Requirements: Scan the records and identify every line in which the string "目标下的环境法律" occurs, then return those lines.

Records shown:
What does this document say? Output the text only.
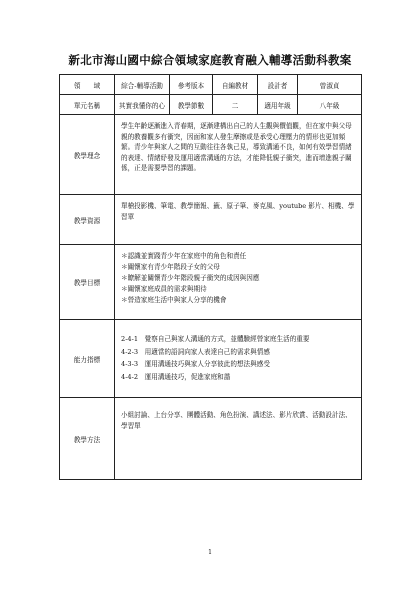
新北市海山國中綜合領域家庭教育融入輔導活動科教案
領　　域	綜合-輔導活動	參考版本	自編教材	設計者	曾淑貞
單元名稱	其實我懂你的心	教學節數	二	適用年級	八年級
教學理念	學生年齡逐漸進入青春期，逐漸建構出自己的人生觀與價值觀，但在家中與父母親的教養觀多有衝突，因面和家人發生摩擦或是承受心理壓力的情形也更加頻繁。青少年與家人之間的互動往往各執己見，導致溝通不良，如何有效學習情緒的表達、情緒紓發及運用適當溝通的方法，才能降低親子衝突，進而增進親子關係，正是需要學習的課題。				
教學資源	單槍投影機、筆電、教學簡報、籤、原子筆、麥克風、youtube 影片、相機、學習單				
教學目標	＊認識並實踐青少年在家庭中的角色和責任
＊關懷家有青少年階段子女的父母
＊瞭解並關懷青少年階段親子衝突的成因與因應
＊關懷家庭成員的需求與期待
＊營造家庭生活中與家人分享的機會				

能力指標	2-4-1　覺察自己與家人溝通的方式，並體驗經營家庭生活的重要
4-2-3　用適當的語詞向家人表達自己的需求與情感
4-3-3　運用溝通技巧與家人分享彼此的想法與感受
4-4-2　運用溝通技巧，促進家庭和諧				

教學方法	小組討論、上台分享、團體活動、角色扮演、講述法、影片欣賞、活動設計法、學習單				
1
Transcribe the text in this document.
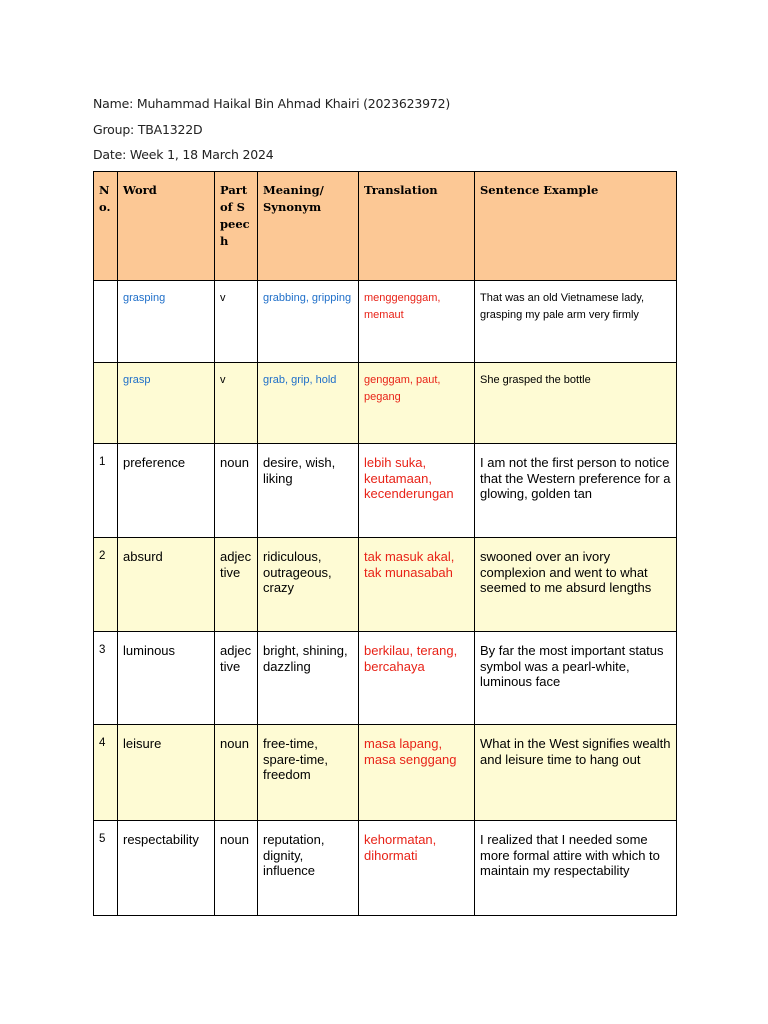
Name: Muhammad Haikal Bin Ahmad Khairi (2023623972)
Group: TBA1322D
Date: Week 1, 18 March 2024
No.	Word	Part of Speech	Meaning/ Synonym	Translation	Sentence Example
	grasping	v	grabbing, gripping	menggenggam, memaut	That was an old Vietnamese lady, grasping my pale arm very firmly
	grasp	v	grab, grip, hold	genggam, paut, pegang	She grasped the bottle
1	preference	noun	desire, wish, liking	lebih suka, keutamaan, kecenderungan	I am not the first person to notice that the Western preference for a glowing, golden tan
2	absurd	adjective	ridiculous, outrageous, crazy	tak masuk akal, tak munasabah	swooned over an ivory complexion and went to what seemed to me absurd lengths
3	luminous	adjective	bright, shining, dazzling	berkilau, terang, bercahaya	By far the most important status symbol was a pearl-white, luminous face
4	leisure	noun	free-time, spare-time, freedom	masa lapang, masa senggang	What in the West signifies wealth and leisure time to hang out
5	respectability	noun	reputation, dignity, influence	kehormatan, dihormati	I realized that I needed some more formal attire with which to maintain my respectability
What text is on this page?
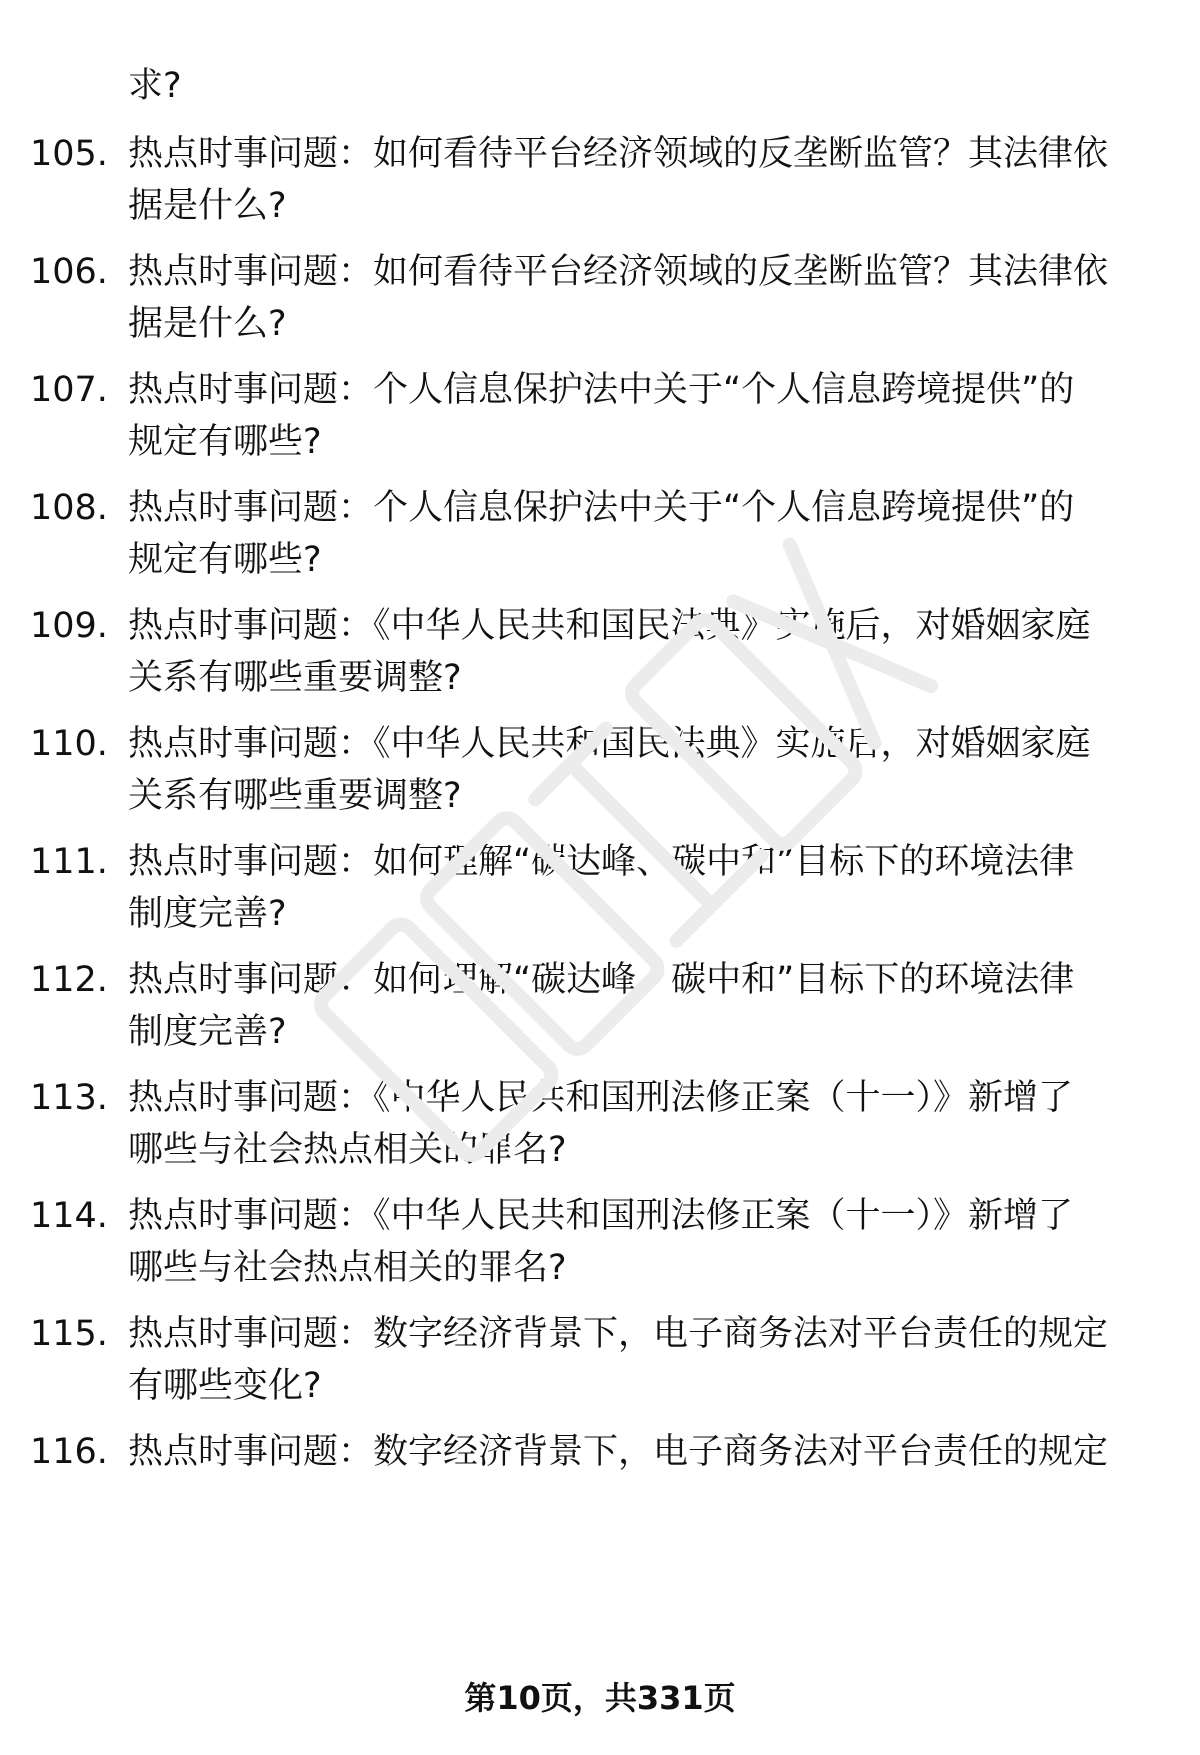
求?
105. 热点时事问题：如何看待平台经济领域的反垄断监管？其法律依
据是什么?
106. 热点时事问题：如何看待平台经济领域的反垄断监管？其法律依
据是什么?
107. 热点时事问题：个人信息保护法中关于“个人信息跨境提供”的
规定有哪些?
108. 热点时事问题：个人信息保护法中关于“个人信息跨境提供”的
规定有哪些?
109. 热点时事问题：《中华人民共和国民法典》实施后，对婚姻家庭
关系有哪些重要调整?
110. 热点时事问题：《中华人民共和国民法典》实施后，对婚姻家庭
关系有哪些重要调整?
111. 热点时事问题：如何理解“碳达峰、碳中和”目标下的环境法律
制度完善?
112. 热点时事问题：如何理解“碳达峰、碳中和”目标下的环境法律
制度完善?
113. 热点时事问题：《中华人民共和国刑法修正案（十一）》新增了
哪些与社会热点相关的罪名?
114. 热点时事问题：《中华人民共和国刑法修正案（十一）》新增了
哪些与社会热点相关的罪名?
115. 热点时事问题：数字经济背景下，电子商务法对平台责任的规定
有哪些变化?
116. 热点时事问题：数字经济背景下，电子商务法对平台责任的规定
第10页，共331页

Solution for this exercise:
111. 热点时事问题：如何理解“碳达峰、碳中和”目标下的环境法律
112. 热点时事问题：如何理解“碳达峰、碳中和”目标下的环境法律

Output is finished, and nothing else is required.